## begin Supplied records

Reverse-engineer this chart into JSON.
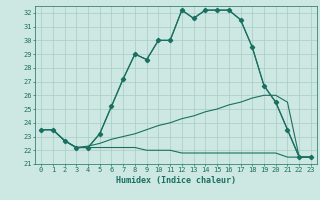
{
  "xlabel": "Humidex (Indice chaleur)",
  "bg_color": "#cde8e2",
  "line_color": "#1a7060",
  "grid_color": "#a8ccc6",
  "ylim": [
    21,
    32.5
  ],
  "xlim": [
    -0.5,
    23.5
  ],
  "yticks": [
    21,
    22,
    23,
    24,
    25,
    26,
    27,
    28,
    29,
    30,
    31,
    32
  ],
  "xticks": [
    0,
    1,
    2,
    3,
    4,
    5,
    6,
    7,
    8,
    9,
    10,
    11,
    12,
    13,
    14,
    15,
    16,
    17,
    18,
    19,
    20,
    21,
    22,
    23
  ],
  "curve1_x": [
    0,
    1,
    2,
    3,
    4,
    5,
    6,
    7,
    8,
    9,
    10,
    11,
    12,
    13,
    14,
    15,
    16,
    17,
    18,
    19,
    20,
    21,
    22,
    23
  ],
  "curve1_y": [
    23.5,
    23.5,
    22.7,
    22.2,
    22.2,
    23.2,
    25.2,
    27.2,
    29.0,
    28.6,
    30.0,
    30.0,
    32.2,
    31.6,
    32.2,
    32.2,
    32.2,
    31.5,
    29.5,
    26.7,
    25.5,
    23.5,
    21.5,
    21.5
  ],
  "curve2_x": [
    0,
    1,
    2,
    3,
    4,
    5,
    6,
    7,
    8,
    9,
    10,
    11,
    12,
    13,
    14,
    15,
    16,
    17,
    18,
    19,
    20,
    21,
    22,
    23
  ],
  "curve2_y": [
    23.5,
    23.5,
    22.7,
    22.2,
    22.2,
    23.2,
    25.2,
    27.2,
    29.0,
    28.6,
    30.0,
    30.0,
    32.2,
    31.6,
    32.2,
    32.2,
    32.2,
    31.5,
    29.5,
    26.7,
    25.5,
    23.5,
    21.5,
    21.5
  ],
  "curve3_x": [
    0,
    1,
    2,
    3,
    4,
    5,
    6,
    7,
    8,
    9,
    10,
    11,
    12,
    13,
    14,
    15,
    16,
    17,
    18,
    19,
    20,
    21,
    22,
    23
  ],
  "curve3_y": [
    23.5,
    23.5,
    22.7,
    22.2,
    22.3,
    22.5,
    22.8,
    23.0,
    23.2,
    23.5,
    23.8,
    24.0,
    24.3,
    24.5,
    24.8,
    25.0,
    25.3,
    25.5,
    25.8,
    26.0,
    26.0,
    25.5,
    21.5,
    21.5
  ],
  "curve4_x": [
    0,
    1,
    2,
    3,
    4,
    5,
    6,
    7,
    8,
    9,
    10,
    11,
    12,
    13,
    14,
    15,
    16,
    17,
    18,
    19,
    20,
    21,
    22,
    23
  ],
  "curve4_y": [
    23.5,
    23.5,
    22.7,
    22.2,
    22.2,
    22.2,
    22.2,
    22.2,
    22.2,
    22.0,
    22.0,
    22.0,
    21.8,
    21.8,
    21.8,
    21.8,
    21.8,
    21.8,
    21.8,
    21.8,
    21.8,
    21.5,
    21.5,
    21.5
  ]
}
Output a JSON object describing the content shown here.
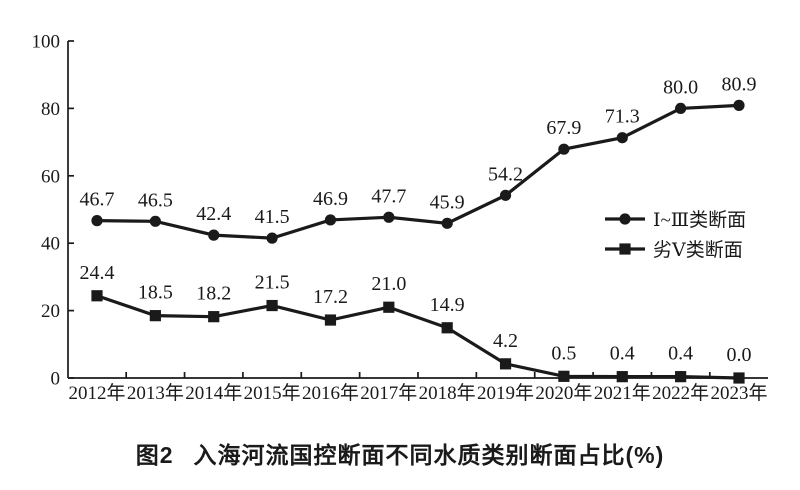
{
  "chart_data": {
    "type": "line",
    "title": "图2  入海河流国控断面不同水质类别断面占比(%)",
    "categories": [
      "2012年",
      "2013年",
      "2014年",
      "2015年",
      "2016年",
      "2017年",
      "2018年",
      "2019年",
      "2020年",
      "2021年",
      "2022年",
      "2023年"
    ],
    "series": [
      {
        "name": "Ⅰ~Ⅲ类断面",
        "marker": "circle",
        "values": [
          46.7,
          46.5,
          42.4,
          41.5,
          46.9,
          47.7,
          45.9,
          54.2,
          67.9,
          71.3,
          80.0,
          80.9
        ]
      },
      {
        "name": "劣Ⅴ类断面",
        "marker": "square",
        "values": [
          24.4,
          18.5,
          18.2,
          21.5,
          17.2,
          21.0,
          14.9,
          4.2,
          0.5,
          0.4,
          0.4,
          0.0
        ]
      }
    ],
    "xlabel": "",
    "ylabel": "",
    "ylim": [
      0,
      100
    ],
    "yticks": [
      0,
      20,
      40,
      60,
      80,
      100
    ],
    "grid": false,
    "legend_position": "middle-right",
    "data_labels": true,
    "line_color": "#1a1a1a",
    "background_color": "#ffffff"
  },
  "caption": {
    "label": "图2",
    "text": "入海河流国控断面不同水质类别断面占比(%)"
  }
}
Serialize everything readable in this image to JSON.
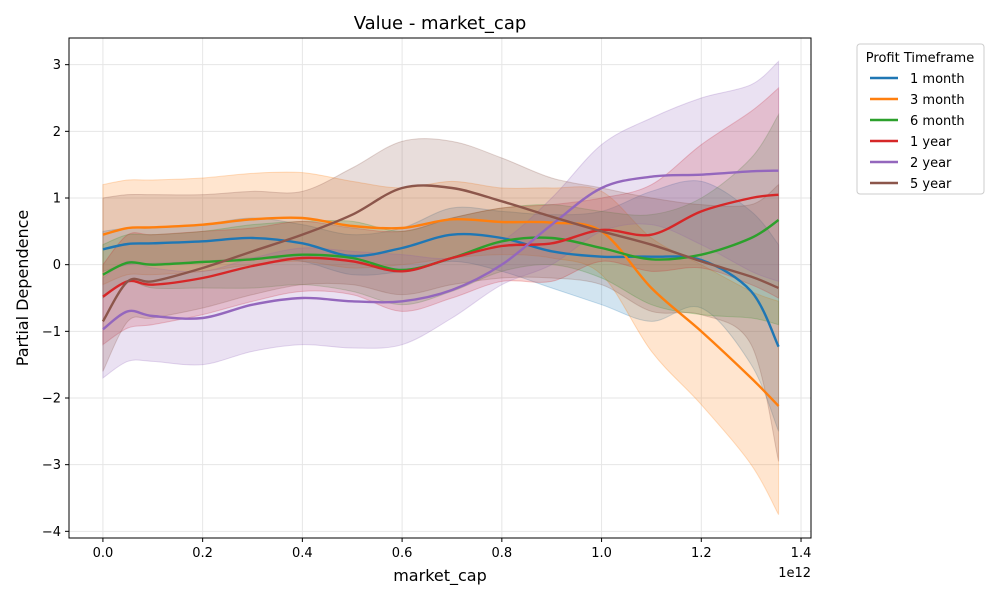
{
  "chart_data": {
    "type": "line",
    "title": "Value - market_cap",
    "xlabel": "market_cap",
    "ylabel": "Partial Dependence",
    "x_offset_label": "1e12",
    "xlim": [
      -0.068,
      1.42
    ],
    "ylim": [
      -4.1,
      3.4
    ],
    "x_ticks": [
      0.0,
      0.2,
      0.4,
      0.6,
      0.8,
      1.0,
      1.2,
      1.4
    ],
    "x_tick_labels": [
      "0.0",
      "0.2",
      "0.4",
      "0.6",
      "0.8",
      "1.0",
      "1.2",
      "1.4"
    ],
    "y_ticks": [
      -4,
      -3,
      -2,
      -1,
      0,
      1,
      2,
      3
    ],
    "y_tick_labels": [
      "−4",
      "−3",
      "−2",
      "−1",
      "0",
      "1",
      "2",
      "3"
    ],
    "grid": true,
    "legend_title": "Profit Timeframe",
    "legend_position": "outside-right",
    "x": [
      0.0,
      0.05,
      0.1,
      0.2,
      0.3,
      0.4,
      0.5,
      0.6,
      0.7,
      0.8,
      0.9,
      1.0,
      1.1,
      1.2,
      1.3,
      1.355
    ],
    "series": [
      {
        "name": "1 month",
        "color": "#1f77b4",
        "values": [
          0.23,
          0.31,
          0.32,
          0.35,
          0.4,
          0.32,
          0.13,
          0.25,
          0.45,
          0.4,
          0.2,
          0.12,
          0.12,
          0.07,
          -0.4,
          -1.23
        ],
        "lower": [
          -0.1,
          0.0,
          0.02,
          0.05,
          0.1,
          0.05,
          -0.15,
          -0.1,
          0.05,
          -0.1,
          -0.35,
          -0.6,
          -0.85,
          -0.65,
          -1.5,
          -2.5
        ],
        "upper": [
          0.5,
          0.55,
          0.55,
          0.6,
          0.7,
          0.6,
          0.45,
          0.55,
          0.85,
          0.8,
          0.75,
          0.8,
          1.1,
          1.25,
          0.8,
          0.3
        ]
      },
      {
        "name": "3 month",
        "color": "#ff7f0e",
        "values": [
          0.45,
          0.55,
          0.56,
          0.6,
          0.68,
          0.7,
          0.58,
          0.55,
          0.68,
          0.64,
          0.63,
          0.5,
          -0.35,
          -1.0,
          -1.7,
          -2.12
        ],
        "lower": [
          -0.3,
          -0.15,
          -0.15,
          -0.1,
          0.0,
          0.05,
          -0.05,
          0.0,
          0.1,
          0.15,
          0.1,
          -0.15,
          -1.3,
          -2.1,
          -3.0,
          -3.75
        ],
        "upper": [
          1.2,
          1.27,
          1.27,
          1.3,
          1.37,
          1.38,
          1.25,
          1.15,
          1.25,
          1.15,
          1.15,
          1.1,
          0.4,
          0.0,
          -0.4,
          -0.55
        ]
      },
      {
        "name": "6 month",
        "color": "#2ca02c",
        "values": [
          -0.15,
          0.03,
          0.0,
          0.04,
          0.08,
          0.15,
          0.1,
          -0.08,
          0.1,
          0.35,
          0.4,
          0.25,
          0.08,
          0.15,
          0.4,
          0.67
        ],
        "lower": [
          -0.5,
          -0.25,
          -0.35,
          -0.35,
          -0.35,
          -0.3,
          -0.4,
          -0.6,
          -0.4,
          -0.1,
          0.0,
          -0.2,
          -0.6,
          -0.75,
          -0.8,
          -0.9
        ],
        "upper": [
          0.3,
          0.45,
          0.45,
          0.5,
          0.6,
          0.65,
          0.65,
          0.5,
          0.7,
          0.85,
          0.9,
          0.8,
          0.75,
          1.0,
          1.6,
          2.25
        ]
      },
      {
        "name": "1 year",
        "color": "#d62728",
        "values": [
          -0.48,
          -0.25,
          -0.3,
          -0.2,
          -0.02,
          0.1,
          0.05,
          -0.1,
          0.1,
          0.28,
          0.32,
          0.52,
          0.45,
          0.8,
          1.0,
          1.05
        ],
        "lower": [
          -1.2,
          -0.95,
          -0.9,
          -0.75,
          -0.55,
          -0.4,
          -0.45,
          -0.7,
          -0.5,
          -0.25,
          -0.25,
          0.05,
          -0.1,
          -0.05,
          -0.3,
          -0.5
        ],
        "upper": [
          0.0,
          0.45,
          0.45,
          0.5,
          0.55,
          0.65,
          0.55,
          0.5,
          0.7,
          0.85,
          0.9,
          1.0,
          1.2,
          1.8,
          2.3,
          2.65
        ]
      },
      {
        "name": "2 year",
        "color": "#9467bd",
        "values": [
          -0.97,
          -0.7,
          -0.77,
          -0.8,
          -0.6,
          -0.5,
          -0.55,
          -0.55,
          -0.38,
          0.0,
          0.6,
          1.15,
          1.32,
          1.35,
          1.4,
          1.41
        ],
        "lower": [
          -1.7,
          -1.45,
          -1.45,
          -1.5,
          -1.3,
          -1.2,
          -1.25,
          -1.2,
          -0.8,
          -0.3,
          0.0,
          0.5,
          0.6,
          0.3,
          -0.1,
          -0.25
        ],
        "upper": [
          -0.2,
          0.05,
          -0.05,
          -0.1,
          0.1,
          0.25,
          0.2,
          0.15,
          0.1,
          0.35,
          1.0,
          1.8,
          2.2,
          2.5,
          2.7,
          3.05
        ]
      },
      {
        "name": "5 year",
        "color": "#8c564b",
        "values": [
          -0.85,
          -0.25,
          -0.25,
          -0.05,
          0.2,
          0.45,
          0.75,
          1.15,
          1.15,
          0.95,
          0.72,
          0.5,
          0.3,
          0.05,
          -0.18,
          -0.35
        ],
        "lower": [
          -1.6,
          -0.85,
          -0.8,
          -0.65,
          -0.45,
          -0.3,
          -0.3,
          -0.45,
          -0.3,
          -0.2,
          -0.2,
          -0.3,
          -0.7,
          -0.75,
          -1.2,
          -2.95
        ],
        "upper": [
          1.0,
          1.05,
          1.05,
          1.05,
          1.1,
          1.1,
          1.45,
          1.85,
          1.85,
          1.6,
          1.3,
          1.15,
          1.0,
          0.9,
          0.9,
          1.2
        ]
      }
    ]
  }
}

## end Supplied records

Directive » State how many lines include the string "name". Give no other information.

Answer to the task » 8